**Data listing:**
┌──
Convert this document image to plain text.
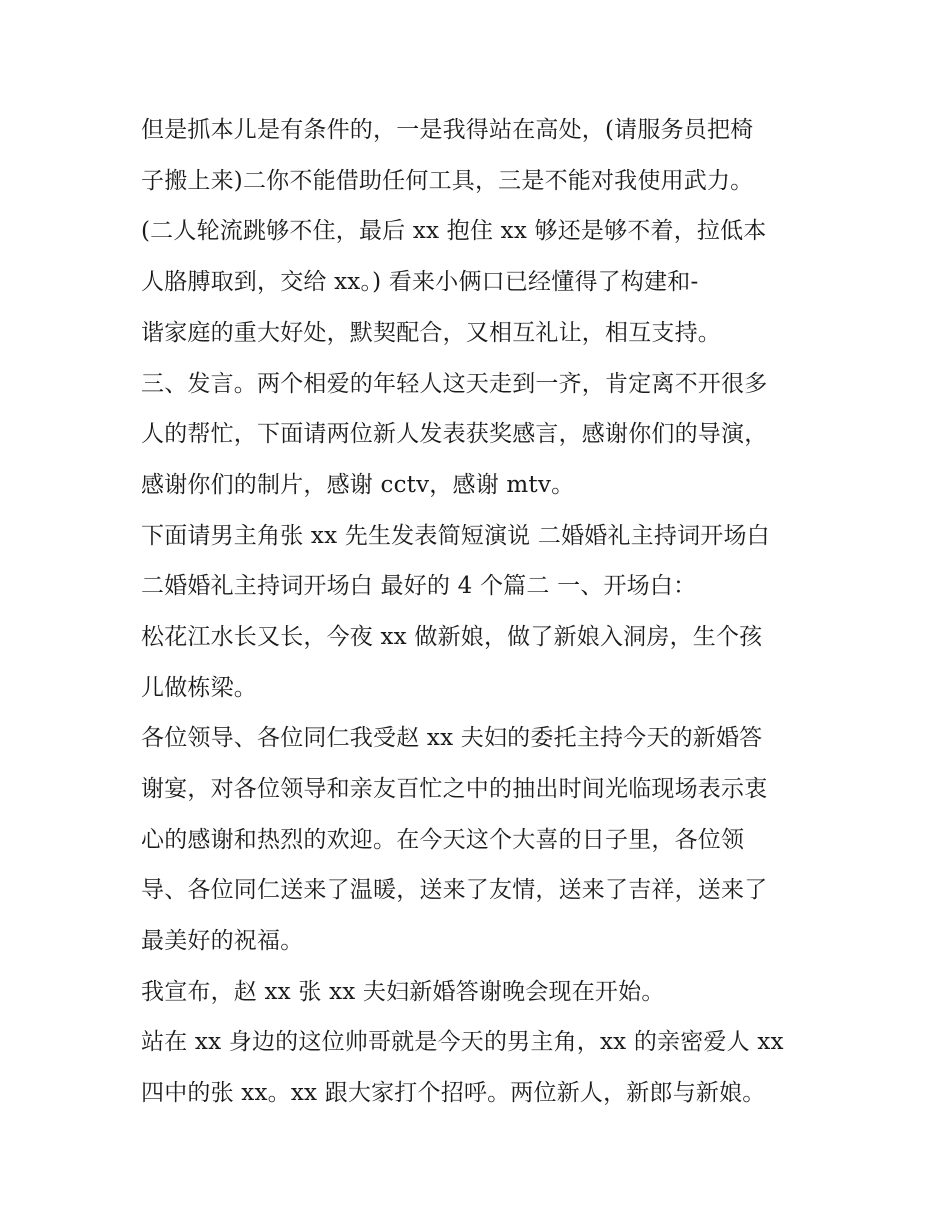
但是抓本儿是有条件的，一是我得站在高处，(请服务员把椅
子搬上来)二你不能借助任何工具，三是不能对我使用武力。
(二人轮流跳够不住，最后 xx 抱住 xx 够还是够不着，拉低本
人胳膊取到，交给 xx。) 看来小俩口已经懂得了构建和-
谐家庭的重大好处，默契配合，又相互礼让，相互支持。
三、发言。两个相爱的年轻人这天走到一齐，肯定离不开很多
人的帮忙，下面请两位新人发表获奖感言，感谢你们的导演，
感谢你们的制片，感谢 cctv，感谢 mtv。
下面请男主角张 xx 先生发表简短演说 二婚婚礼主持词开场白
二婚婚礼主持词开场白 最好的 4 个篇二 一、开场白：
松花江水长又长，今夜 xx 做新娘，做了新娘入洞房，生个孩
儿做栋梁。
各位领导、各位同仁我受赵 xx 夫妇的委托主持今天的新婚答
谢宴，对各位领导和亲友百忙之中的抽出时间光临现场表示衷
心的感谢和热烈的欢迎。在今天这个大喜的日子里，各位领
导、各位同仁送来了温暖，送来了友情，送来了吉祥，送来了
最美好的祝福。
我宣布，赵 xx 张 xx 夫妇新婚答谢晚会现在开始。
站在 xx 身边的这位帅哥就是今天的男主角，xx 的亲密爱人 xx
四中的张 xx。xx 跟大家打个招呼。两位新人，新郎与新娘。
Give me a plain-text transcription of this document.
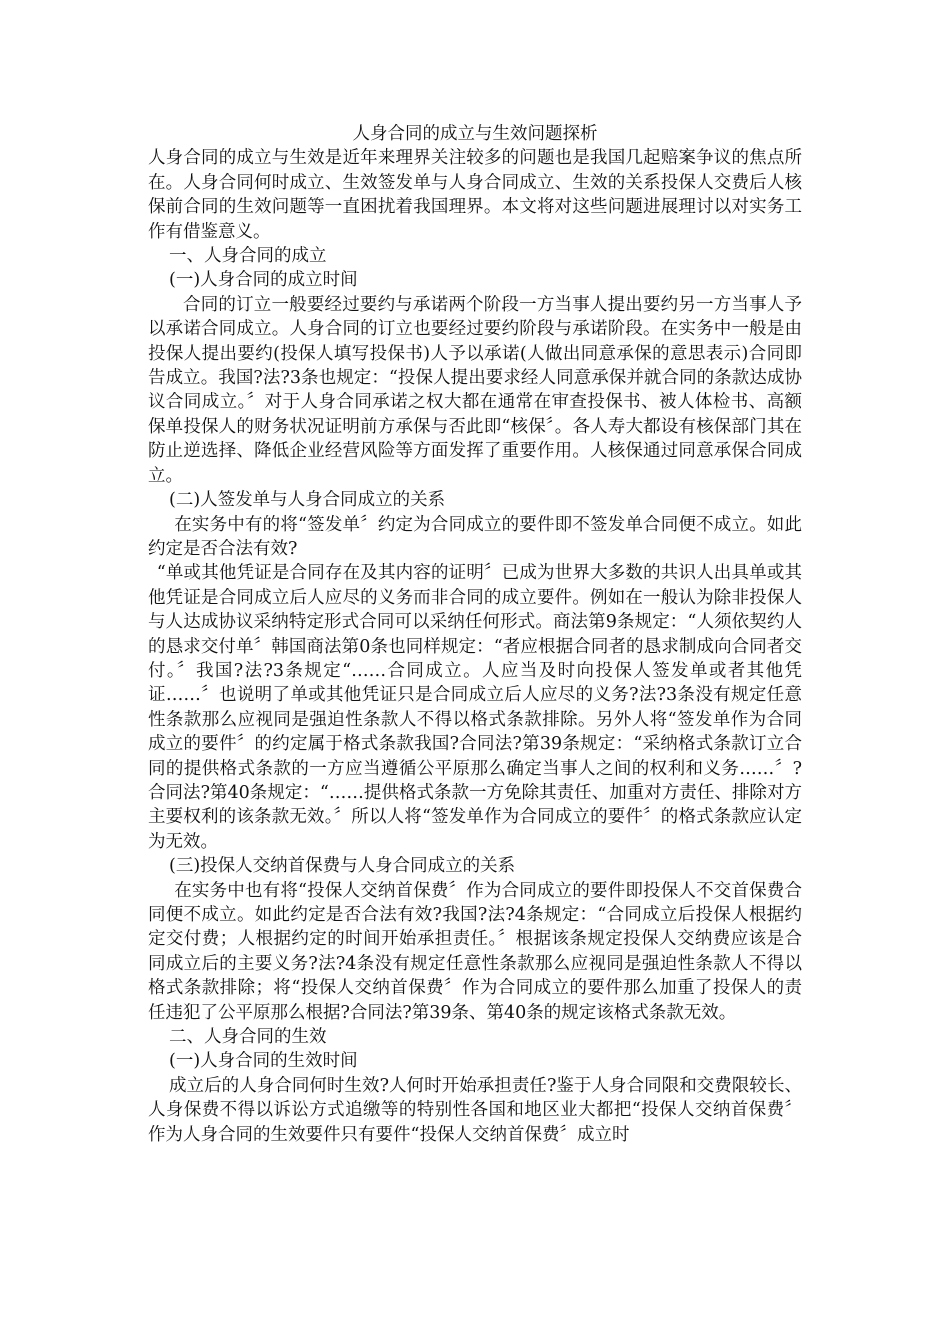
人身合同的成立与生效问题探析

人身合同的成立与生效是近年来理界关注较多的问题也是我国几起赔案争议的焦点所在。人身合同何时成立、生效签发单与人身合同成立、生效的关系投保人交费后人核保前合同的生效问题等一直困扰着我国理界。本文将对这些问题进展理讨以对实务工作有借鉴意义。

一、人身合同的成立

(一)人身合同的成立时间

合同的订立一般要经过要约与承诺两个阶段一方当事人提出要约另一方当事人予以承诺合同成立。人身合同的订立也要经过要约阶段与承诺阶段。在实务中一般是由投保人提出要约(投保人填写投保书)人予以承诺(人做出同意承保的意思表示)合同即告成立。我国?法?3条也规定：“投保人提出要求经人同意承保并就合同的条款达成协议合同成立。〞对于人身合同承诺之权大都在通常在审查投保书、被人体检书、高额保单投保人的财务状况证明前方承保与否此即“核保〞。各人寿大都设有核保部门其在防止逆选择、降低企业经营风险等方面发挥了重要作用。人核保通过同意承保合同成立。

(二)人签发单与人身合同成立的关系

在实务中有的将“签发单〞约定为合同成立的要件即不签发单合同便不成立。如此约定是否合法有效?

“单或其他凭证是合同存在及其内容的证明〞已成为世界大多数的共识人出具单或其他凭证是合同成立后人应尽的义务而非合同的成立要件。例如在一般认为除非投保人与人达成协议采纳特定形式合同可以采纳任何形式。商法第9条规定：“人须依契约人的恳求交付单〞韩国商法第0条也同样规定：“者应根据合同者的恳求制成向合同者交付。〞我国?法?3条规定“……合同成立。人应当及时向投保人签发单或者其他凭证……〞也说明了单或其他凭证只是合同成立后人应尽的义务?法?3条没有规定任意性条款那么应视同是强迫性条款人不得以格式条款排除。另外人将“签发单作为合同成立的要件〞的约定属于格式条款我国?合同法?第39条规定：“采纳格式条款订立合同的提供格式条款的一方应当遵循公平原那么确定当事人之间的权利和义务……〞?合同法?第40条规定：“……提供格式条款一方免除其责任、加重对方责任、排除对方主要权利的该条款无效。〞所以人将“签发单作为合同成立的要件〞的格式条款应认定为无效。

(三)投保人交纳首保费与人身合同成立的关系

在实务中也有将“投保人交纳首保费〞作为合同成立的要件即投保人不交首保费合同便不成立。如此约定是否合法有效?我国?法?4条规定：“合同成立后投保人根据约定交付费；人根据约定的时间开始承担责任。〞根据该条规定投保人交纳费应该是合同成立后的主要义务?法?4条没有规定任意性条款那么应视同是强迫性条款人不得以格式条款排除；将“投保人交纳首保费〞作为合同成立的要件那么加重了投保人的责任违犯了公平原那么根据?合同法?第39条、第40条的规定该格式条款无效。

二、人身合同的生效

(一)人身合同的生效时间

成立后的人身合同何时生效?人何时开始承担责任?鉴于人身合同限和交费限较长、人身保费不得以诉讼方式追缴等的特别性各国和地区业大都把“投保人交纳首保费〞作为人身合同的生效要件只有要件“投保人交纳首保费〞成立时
└──
**Stated problem:** Copy out all the records exactly, excluding pictures.

**Correct output:**
Convert this document image to plain text.
但是抓本儿是有条件的，一是我得站在高处，(请服务员把椅
子搬上来)二你不能借助任何工具，三是不能对我使用武力。
(二人轮流跳够不住，最后 xx 抱住 xx 够还是够不着，拉低本
人胳膊取到，交给 xx。) 看来小俩口已经懂得了构建和-
谐家庭的重大好处，默契配合，又相互礼让，相互支持。
三、发言。两个相爱的年轻人这天走到一齐，肯定离不开很多
人的帮忙，下面请两位新人发表获奖感言，感谢你们的导演，
感谢你们的制片，感谢 cctv，感谢 mtv。
下面请男主角张 xx 先生发表简短演说 二婚婚礼主持词开场白
二婚婚礼主持词开场白 最好的 4 个篇二 一、开场白：
松花江水长又长，今夜 xx 做新娘，做了新娘入洞房，生个孩
儿做栋梁。
各位领导、各位同仁我受赵 xx 夫妇的委托主持今天的新婚答
谢宴，对各位领导和亲友百忙之中的抽出时间光临现场表示衷
心的感谢和热烈的欢迎。在今天这个大喜的日子里，各位领
导、各位同仁送来了温暖，送来了友情，送来了吉祥，送来了
最美好的祝福。
我宣布，赵 xx 张 xx 夫妇新婚答谢晚会现在开始。
站在 xx 身边的这位帅哥就是今天的男主角，xx 的亲密爱人 xx
四中的张 xx。xx 跟大家打个招呼。两位新人，新郎与新娘。
Give me a plain-text transcription of this document.
人身合同的成立与生效问题探析

人身合同的成立与生效是近年来理界关注较多的问题也是我国几起赔案争议的焦点所在。人身合同何时成立、生效签发单与人身合同成立、生效的关系投保人交费后人核保前合同的生效问题等一直困扰着我国理界。本文将对这些问题进展理讨以对实务工作有借鉴意义。

一、人身合同的成立

(一)人身合同的成立时间

合同的订立一般要经过要约与承诺两个阶段一方当事人提出要约另一方当事人予以承诺合同成立。人身合同的订立也要经过要约阶段与承诺阶段。在实务中一般是由投保人提出要约(投保人填写投保书)人予以承诺(人做出同意承保的意思表示)合同即告成立。我国?法?3条也规定：“投保人提出要求经人同意承保并就合同的条款达成协议合同成立。〞对于人身合同承诺之权大都在通常在审查投保书、被人体检书、高额保单投保人的财务状况证明前方承保与否此即“核保〞。各人寿大都设有核保部门其在防止逆选择、降低企业经营风险等方面发挥了重要作用。人核保通过同意承保合同成立。

(二)人签发单与人身合同成立的关系

在实务中有的将“签发单〞约定为合同成立的要件即不签发单合同便不成立。如此约定是否合法有效?

“单或其他凭证是合同存在及其内容的证明〞已成为世界大多数的共识人出具单或其他凭证是合同成立后人应尽的义务而非合同的成立要件。例如在一般认为除非投保人与人达成协议采纳特定形式合同可以采纳任何形式。商法第9条规定：“人须依契约人的恳求交付单〞韩国商法第0条也同样规定：“者应根据合同者的恳求制成向合同者交付。〞我国?法?3条规定“……合同成立。人应当及时向投保人签发单或者其他凭证……〞也说明了单或其他凭证只是合同成立后人应尽的义务?法?3条没有规定任意性条款那么应视同是强迫性条款人不得以格式条款排除。另外人将“签发单作为合同成立的要件〞的约定属于格式条款我国?合同法?第39条规定：“采纳格式条款订立合同的提供格式条款的一方应当遵循公平原那么确定当事人之间的权利和义务……〞?合同法?第40条规定：“……提供格式条款一方免除其责任、加重对方责任、排除对方主要权利的该条款无效。〞所以人将“签发单作为合同成立的要件〞的格式条款应认定为无效。

(三)投保人交纳首保费与人身合同成立的关系

在实务中也有将“投保人交纳首保费〞作为合同成立的要件即投保人不交首保费合同便不成立。如此约定是否合法有效?我国?法?4条规定：“合同成立后投保人根据约定交付费；人根据约定的时间开始承担责任。〞根据该条规定投保人交纳费应该是合同成立后的主要义务?法?4条没有规定任意性条款那么应视同是强迫性条款人不得以格式条款排除；将“投保人交纳首保费〞作为合同成立的要件那么加重了投保人的责任违犯了公平原那么根据?合同法?第39条、第40条的规定该格式条款无效。

二、人身合同的生效

(一)人身合同的生效时间

成立后的人身合同何时生效?人何时开始承担责任?鉴于人身合同限和交费限较长、人身保费不得以诉讼方式追缴等的特别性各国和地区业大都把“投保人交纳首保费〞作为人身合同的生效要件只有要件“投保人交纳首保费〞成立时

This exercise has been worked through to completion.